▶ Actividad:
Prolonga el texto sobre la agresión a Mario Acuña a partir de su última oración.

▶ Texto de la página:
# # #
A pesar del «bajo perfil del caso», siete meses después de los hechos, el 18 de mayo del 2020, el Consejo de Defensa del Estado se querelló por el delito de apremios ilegítimos, «que originaron lesiones gravísimas en perjuicio de Mario Acuña». Según el diario en línea alternativo La Voz de los que sobran, que tuvo acceso a los documentos judiciales, «el furgón policial Z-7076, de la 15° Comisaría de Buin llegó al lugar a las 23:15 horas. A bordo se encontraban el capitán Juan Rosales, el cabo primero Richard Quiroz, el cabo segundo Henry Cuellar, y los carabineros Jonathan Neira, Antonio Lastra y Fabián Vergara».
El documento explica que mientras el capitán Rosales disparaba los perdigones, centrando a dos personas, otros tres tripulantes del auto policial, el cabo segundo Henry Cuellar, y los carabineros Jonathan Neira y Antonio Lastra alcanzaron a Mario en una plazoleta, golpeándolo, a pesar de sus súplicas. Solo detuvieron la paliza al ver que había perdido el conocimiento. Pero ni lo arrestaron, ni menos lo socorrieron. Lo dejaron abandonado a su suerte.
A pesar de que el Consejo de Defensa del Estado había solicitado, como primera diligencia, las citaciones a declarar ante el Ministerio Público en calidad de imputados del capitán Juan Rosales Apablaza, del cabo primero Richard Quiroz Muñoz, del cabo segundo Henrry Cuellar Vega, y de los funcionarios Jonatan Neira Chaparro, Antonio Lastra Marguito y Fabián Vergara Campos, solo el capitán Rosales compareció el 15 de septiembre ante el fiscal Gamal Massú.
Su declaración, de tres páginas es un himno a la omertà (palabra en italiano que significa pacto de complicidad entre los integrantes de la mafia para celar su responsabilidad, un verdadero pacto de silencio): el oficial parte diciendo que su accionar, es decir el hecho de haber disparado y actuado con violencia se debió a que habían sido agredidos «letalmente». Se supone que un oficial de carabineros debería conocer el significado de la palabra «letal», pero al parecer no es así.
# # #
▶ Entradas proporcionadas:
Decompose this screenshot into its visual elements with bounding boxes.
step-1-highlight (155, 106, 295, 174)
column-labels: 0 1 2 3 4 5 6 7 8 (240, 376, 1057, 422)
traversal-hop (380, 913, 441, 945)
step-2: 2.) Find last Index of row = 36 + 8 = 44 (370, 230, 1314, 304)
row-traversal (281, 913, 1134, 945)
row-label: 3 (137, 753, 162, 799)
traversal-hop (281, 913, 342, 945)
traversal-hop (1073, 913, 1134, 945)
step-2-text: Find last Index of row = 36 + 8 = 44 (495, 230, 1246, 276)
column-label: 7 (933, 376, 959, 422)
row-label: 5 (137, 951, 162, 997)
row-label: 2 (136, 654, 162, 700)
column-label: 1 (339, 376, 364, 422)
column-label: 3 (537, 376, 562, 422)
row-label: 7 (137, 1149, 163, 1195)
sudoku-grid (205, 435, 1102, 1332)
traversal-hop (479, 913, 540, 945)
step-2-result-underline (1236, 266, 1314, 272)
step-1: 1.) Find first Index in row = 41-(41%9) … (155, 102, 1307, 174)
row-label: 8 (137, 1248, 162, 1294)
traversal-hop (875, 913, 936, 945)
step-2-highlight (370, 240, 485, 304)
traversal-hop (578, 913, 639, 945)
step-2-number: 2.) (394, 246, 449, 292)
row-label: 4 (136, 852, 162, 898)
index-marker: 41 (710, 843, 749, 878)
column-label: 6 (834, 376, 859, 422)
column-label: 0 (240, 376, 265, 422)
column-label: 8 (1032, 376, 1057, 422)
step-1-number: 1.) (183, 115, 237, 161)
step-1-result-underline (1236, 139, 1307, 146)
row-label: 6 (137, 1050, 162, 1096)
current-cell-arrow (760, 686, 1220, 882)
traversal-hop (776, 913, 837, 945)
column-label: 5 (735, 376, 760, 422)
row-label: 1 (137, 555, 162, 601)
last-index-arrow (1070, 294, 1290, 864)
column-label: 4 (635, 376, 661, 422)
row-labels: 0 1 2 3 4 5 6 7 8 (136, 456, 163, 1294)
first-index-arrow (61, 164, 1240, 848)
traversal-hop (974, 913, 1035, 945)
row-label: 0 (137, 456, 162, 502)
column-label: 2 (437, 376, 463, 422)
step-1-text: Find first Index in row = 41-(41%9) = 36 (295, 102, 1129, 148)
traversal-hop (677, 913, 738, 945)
# # #
▶ Resultado del ejercicio:
Sin embargo, ni siquiera eso es lo peor: la malvada absurdidad de la declaración es cuando Rosales afirma desconocer la identidad de los nombres de los policías que golpearon a Mario Acuña en la plazoleta.
«Yo estaba distante a unos 10 metros de esa escena y veo que el caballero se logra poner de pie y de ahí posteriormente él cruza la calle Bajos de Matte, hacia el oriente y nosotros embarcamos el vehículo policial […] Yo ordeno abordar el vehículo», dijo textualmente. Y la falacia no se queda ahí, ya que incluso llegó a afirmar que tampoco les había preguntado a los funcionarios lo que había ocurrido, solo si «se encontraban bien».
El siete veces ex primer ministro italiano ya fallecido, el democratacristiano Giulio Andreotti, católico practicante, solía afirmar que «al pensar mal se comete pecado, pero se acierta». Pienso mal: creo que el capitán Rosales mintió a la justicia y, por extensión, al pueblo chileno para ocultar su delito. Y hasta ahora, al parecer, ningún otro uniformado ha declarado y todos siguen en servicio.
Y mientras Mario se debate en su limbo vegetal, la represión no ceja: hace menos de una semana un disparo a quemarropa dejó ciego de un ojo a Felipe Ávila, cuyo delito había sido grabar una manifestación de protesta que, después de un año del estallido social hasta ahora cuenta con más de 400 víctimas de trauma ocular, de las cuales más de un centenar han quedado ciegas de un ojo.
¿Mario había cometido un delito? Sí, probablemente, salir sin salvoconducto en toque de queda. ¿Qué sucedería en un país democrático y de derecho ante semejante falta?: probablemente una multa, ni siquiera una detención, pero jamás la verdadera tortura sufrida por este hombre cuyo crimen más grave, imperdonable en una sociedad neoliberal, era ser pobre.